* _Information provided_:

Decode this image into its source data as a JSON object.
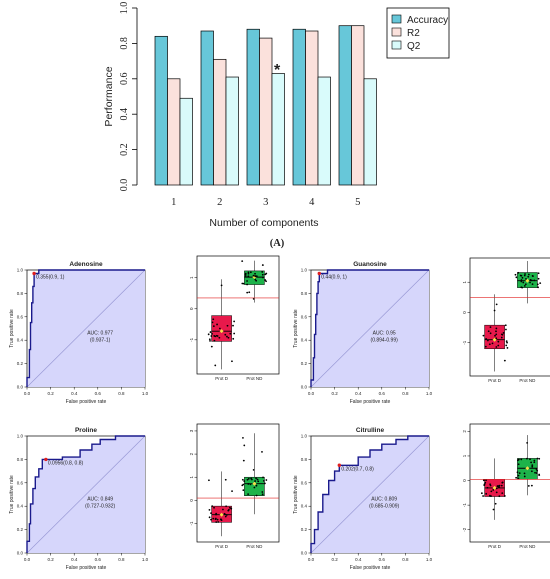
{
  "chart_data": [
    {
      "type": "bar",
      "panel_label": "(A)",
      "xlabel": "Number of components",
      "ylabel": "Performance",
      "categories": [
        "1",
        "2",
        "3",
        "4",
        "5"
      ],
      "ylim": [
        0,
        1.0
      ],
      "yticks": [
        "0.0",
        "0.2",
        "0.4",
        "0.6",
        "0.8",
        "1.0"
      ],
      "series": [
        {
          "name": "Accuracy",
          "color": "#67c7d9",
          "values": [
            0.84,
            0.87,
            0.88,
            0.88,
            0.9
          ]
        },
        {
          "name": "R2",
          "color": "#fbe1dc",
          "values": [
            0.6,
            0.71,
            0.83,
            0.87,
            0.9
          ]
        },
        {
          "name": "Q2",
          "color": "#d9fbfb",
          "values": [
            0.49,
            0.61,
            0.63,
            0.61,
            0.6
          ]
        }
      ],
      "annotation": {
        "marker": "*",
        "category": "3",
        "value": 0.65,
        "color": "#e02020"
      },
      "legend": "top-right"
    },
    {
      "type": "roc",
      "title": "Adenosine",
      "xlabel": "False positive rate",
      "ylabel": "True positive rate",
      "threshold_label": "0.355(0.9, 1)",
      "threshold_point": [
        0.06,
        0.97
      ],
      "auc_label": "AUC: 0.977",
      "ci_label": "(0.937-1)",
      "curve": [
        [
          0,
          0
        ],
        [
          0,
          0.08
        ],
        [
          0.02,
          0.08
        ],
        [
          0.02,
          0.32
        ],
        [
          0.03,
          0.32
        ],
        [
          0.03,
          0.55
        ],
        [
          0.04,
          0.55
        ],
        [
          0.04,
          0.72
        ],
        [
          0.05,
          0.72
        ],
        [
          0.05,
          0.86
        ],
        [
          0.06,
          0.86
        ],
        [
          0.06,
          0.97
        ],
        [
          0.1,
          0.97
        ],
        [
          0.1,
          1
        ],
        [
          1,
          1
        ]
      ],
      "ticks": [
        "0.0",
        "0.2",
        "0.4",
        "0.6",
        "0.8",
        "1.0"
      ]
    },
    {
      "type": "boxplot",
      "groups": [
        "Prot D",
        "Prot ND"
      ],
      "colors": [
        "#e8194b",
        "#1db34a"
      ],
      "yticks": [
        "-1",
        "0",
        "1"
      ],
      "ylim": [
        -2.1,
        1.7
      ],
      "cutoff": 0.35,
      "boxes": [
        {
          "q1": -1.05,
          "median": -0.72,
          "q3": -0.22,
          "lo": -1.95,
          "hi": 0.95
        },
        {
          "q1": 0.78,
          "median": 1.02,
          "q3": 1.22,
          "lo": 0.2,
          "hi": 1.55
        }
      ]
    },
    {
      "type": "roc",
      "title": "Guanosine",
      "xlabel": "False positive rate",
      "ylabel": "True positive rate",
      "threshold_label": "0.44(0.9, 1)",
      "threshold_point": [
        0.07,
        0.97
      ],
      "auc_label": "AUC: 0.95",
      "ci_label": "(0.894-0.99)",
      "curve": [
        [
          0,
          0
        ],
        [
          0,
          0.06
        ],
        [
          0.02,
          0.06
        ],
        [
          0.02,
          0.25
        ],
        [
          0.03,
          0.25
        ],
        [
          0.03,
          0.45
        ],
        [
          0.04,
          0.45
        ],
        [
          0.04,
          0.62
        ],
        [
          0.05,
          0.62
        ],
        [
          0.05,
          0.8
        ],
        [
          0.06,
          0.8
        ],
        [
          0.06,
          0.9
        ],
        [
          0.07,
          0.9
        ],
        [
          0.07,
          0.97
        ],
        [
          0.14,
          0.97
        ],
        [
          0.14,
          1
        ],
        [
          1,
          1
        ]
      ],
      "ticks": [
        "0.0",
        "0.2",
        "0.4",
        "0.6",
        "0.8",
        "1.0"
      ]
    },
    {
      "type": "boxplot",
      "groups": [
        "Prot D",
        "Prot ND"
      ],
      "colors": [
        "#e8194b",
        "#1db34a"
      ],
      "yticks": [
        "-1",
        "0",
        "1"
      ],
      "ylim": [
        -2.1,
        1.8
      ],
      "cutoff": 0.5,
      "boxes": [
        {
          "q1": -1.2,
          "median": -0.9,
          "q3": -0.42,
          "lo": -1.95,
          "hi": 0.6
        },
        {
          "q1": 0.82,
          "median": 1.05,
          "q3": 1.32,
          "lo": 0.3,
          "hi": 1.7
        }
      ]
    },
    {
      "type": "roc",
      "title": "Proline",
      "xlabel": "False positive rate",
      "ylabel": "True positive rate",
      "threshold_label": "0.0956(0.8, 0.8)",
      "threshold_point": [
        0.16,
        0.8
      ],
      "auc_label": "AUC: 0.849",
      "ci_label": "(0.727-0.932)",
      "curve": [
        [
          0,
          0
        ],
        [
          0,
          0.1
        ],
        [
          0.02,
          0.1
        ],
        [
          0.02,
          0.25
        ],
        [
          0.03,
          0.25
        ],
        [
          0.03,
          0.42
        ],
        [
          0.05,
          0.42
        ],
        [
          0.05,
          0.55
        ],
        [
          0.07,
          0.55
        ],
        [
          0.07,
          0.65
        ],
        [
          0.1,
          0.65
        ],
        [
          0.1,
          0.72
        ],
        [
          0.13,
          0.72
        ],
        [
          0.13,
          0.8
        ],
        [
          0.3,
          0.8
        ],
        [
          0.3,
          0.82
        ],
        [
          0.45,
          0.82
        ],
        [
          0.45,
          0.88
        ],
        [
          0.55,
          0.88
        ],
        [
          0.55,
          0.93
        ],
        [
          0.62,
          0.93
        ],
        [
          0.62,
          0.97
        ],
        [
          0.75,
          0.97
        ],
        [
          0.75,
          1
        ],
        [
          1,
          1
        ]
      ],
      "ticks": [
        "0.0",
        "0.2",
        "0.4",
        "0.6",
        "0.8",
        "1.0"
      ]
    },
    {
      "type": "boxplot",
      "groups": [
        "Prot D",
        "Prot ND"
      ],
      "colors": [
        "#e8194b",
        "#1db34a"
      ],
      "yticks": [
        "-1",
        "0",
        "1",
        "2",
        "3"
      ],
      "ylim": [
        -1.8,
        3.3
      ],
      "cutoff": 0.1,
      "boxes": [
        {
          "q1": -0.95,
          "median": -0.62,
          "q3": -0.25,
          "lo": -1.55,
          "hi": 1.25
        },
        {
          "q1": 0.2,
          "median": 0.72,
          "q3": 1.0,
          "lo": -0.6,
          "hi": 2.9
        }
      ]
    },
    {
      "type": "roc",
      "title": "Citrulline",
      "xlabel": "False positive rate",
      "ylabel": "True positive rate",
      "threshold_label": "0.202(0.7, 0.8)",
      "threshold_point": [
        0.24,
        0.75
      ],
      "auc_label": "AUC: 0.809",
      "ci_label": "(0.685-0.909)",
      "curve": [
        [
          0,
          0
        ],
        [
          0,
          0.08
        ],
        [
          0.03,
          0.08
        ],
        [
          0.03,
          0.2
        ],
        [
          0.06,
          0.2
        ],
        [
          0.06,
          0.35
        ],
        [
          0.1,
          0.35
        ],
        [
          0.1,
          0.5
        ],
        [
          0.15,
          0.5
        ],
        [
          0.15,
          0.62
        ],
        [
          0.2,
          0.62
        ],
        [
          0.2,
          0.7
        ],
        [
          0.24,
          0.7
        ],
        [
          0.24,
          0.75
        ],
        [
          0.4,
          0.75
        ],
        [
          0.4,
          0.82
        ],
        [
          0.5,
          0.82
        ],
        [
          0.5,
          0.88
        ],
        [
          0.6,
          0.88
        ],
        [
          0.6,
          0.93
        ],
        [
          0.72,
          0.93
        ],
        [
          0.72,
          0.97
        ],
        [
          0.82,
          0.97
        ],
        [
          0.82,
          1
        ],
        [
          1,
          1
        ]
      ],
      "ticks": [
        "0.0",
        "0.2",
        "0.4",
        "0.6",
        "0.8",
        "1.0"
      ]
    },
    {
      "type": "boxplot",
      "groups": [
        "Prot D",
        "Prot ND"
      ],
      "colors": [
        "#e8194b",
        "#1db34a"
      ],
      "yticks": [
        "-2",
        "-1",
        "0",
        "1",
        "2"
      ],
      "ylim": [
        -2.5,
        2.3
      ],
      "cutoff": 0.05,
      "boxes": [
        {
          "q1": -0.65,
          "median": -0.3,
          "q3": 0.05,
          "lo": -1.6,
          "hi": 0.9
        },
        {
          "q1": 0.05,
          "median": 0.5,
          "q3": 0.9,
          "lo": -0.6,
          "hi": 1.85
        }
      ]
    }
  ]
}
* * *
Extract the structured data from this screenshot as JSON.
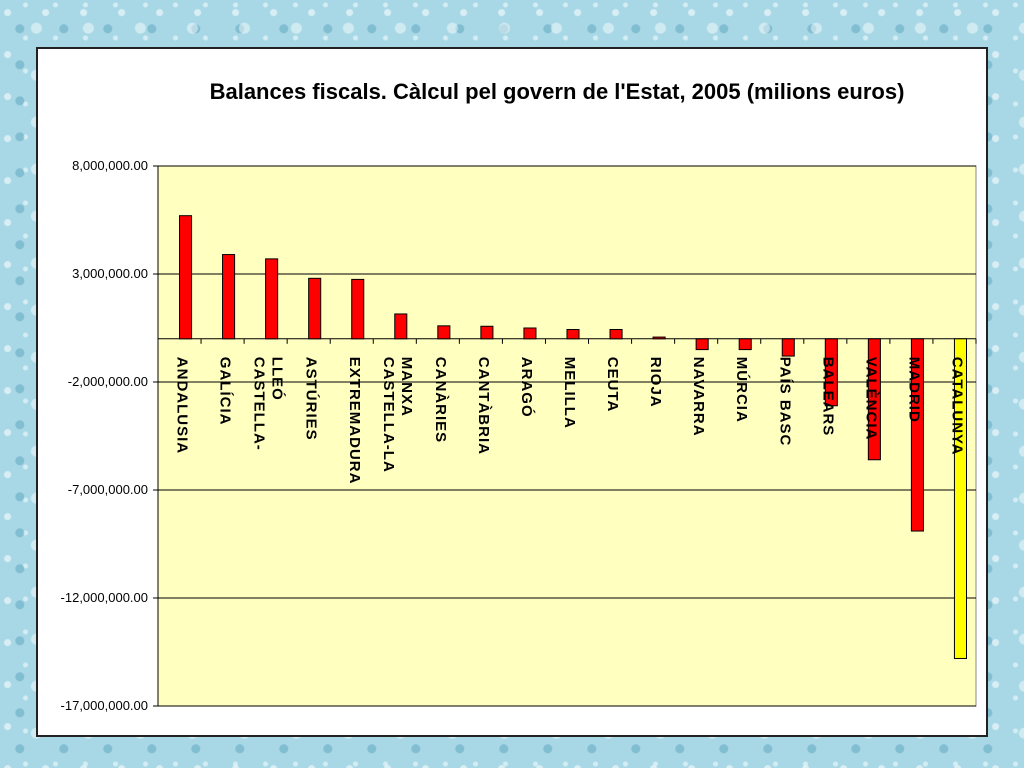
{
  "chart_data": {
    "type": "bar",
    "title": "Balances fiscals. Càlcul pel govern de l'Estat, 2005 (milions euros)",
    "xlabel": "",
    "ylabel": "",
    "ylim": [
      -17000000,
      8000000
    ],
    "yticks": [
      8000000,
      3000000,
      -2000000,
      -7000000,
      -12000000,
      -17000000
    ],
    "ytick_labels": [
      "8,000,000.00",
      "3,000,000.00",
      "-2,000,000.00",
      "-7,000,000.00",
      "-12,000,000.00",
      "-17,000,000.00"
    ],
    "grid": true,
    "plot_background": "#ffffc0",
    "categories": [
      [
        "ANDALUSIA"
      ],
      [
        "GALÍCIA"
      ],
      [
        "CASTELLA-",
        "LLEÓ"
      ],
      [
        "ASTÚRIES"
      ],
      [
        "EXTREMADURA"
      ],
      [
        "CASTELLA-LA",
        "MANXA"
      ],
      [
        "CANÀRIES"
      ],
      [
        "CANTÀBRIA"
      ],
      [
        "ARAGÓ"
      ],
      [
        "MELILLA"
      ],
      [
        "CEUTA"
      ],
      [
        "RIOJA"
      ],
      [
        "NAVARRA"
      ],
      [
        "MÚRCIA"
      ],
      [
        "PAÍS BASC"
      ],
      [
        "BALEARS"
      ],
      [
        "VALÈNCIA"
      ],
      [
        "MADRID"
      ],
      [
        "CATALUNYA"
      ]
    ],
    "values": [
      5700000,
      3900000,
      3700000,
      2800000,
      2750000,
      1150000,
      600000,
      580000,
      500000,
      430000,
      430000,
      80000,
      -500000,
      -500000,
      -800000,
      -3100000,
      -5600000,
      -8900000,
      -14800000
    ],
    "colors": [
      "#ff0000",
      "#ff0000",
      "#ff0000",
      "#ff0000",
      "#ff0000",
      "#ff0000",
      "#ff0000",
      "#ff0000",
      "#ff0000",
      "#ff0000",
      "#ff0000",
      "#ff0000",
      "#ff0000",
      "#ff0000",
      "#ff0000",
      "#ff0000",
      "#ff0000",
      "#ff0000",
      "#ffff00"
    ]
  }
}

* _The exercise_: Pick out each line that holds the string "title".

* _Task result_:
      "title": "Adenosine",
      "title": "Guanosine",
      "title": "Proline",
      "title": "Citrulline",
    "title": "Balances fiscals. Càlcul pel govern de l'Estat, 2005 (milions euros)",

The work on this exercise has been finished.